*RECORD LIST*.
——

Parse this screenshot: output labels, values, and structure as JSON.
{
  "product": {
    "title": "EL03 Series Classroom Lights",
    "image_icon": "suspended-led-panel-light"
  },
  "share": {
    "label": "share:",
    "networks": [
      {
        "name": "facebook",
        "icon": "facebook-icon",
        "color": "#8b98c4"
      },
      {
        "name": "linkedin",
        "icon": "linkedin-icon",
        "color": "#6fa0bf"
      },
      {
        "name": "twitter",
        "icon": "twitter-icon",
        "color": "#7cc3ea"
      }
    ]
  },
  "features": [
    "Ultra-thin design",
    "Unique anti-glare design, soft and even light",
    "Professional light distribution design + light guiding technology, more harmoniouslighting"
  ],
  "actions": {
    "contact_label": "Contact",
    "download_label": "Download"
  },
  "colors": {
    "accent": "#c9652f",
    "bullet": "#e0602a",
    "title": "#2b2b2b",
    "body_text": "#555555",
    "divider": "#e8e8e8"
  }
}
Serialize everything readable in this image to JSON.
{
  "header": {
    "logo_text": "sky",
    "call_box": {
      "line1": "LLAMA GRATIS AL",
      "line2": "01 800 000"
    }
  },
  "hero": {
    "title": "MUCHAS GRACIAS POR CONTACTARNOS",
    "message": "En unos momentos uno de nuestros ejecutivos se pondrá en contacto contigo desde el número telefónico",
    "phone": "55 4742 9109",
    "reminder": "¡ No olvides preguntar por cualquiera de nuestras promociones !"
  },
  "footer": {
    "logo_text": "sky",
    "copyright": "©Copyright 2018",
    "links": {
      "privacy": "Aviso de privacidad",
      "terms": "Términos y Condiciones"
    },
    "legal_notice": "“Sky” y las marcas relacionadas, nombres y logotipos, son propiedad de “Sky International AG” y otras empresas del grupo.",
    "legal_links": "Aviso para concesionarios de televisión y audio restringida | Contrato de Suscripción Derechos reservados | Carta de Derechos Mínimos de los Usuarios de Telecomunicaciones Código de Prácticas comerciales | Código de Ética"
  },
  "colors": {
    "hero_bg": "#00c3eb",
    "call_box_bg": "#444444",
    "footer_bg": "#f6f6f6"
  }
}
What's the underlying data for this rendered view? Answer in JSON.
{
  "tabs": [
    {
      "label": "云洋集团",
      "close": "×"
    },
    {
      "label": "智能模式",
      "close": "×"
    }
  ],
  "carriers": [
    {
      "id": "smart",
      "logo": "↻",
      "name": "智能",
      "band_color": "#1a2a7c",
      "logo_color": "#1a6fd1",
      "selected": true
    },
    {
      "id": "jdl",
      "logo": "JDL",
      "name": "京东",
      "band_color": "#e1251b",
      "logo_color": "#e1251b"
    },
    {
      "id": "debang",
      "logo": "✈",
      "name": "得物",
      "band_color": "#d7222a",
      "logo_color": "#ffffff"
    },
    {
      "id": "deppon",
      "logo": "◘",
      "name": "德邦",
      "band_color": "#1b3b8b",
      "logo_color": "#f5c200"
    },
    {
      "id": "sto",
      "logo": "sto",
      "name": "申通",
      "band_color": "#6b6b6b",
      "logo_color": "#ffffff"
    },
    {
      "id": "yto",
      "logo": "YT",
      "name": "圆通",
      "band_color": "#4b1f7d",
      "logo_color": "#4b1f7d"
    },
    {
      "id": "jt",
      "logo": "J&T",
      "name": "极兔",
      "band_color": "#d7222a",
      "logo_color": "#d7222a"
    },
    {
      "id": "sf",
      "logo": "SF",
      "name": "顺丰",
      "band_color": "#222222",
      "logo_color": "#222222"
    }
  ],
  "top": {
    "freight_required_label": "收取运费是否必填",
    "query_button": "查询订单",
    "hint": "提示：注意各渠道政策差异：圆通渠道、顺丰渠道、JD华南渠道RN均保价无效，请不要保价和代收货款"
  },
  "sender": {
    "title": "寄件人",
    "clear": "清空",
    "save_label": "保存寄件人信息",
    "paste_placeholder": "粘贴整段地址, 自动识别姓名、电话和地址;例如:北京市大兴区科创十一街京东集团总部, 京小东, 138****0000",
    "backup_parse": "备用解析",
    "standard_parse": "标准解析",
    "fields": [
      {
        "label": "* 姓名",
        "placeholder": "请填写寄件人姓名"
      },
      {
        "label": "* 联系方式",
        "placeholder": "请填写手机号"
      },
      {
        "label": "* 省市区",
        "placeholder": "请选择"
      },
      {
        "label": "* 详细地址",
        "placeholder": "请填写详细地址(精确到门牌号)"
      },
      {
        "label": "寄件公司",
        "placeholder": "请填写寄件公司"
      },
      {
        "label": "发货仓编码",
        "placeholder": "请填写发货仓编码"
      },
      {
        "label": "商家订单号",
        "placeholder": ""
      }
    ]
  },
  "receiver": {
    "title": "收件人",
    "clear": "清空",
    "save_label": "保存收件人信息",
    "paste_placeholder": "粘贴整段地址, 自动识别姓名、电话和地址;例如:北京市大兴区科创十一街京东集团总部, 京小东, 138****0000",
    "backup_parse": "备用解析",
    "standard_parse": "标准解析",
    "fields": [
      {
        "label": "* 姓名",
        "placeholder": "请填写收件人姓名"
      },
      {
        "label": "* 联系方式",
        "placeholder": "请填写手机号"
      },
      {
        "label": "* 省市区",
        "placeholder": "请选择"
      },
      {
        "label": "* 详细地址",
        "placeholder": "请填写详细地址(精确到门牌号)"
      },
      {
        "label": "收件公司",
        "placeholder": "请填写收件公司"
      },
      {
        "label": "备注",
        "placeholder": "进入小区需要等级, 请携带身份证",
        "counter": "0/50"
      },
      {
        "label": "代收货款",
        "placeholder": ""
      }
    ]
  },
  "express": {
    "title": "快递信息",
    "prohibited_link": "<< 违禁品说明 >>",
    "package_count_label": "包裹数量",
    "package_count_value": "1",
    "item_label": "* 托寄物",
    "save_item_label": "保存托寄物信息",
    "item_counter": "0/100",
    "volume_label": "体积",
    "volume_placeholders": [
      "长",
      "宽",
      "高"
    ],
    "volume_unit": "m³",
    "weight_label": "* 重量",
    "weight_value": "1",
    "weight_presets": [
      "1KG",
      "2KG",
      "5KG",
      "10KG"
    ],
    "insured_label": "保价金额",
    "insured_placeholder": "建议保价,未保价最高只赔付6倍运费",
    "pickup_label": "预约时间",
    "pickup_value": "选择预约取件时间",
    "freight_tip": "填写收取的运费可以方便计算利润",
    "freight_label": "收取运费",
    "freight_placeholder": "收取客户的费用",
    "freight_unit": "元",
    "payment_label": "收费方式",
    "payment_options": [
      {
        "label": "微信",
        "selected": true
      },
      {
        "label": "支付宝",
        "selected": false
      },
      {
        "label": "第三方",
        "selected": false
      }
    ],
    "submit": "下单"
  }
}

——

Show the lines of the data that hold the word "Aviso".

*ANSWER TO THIS TASK*.
      "privacy": "Aviso de privacidad",
    "legal_links": "Aviso para concesionarios de televisión y audio restringida | Contrato de Suscripción Derechos reservados | Carta de Derechos Mínimos de los Usuarios de Telecomunicaciones Código de Prácticas comerciales | Código de Ética"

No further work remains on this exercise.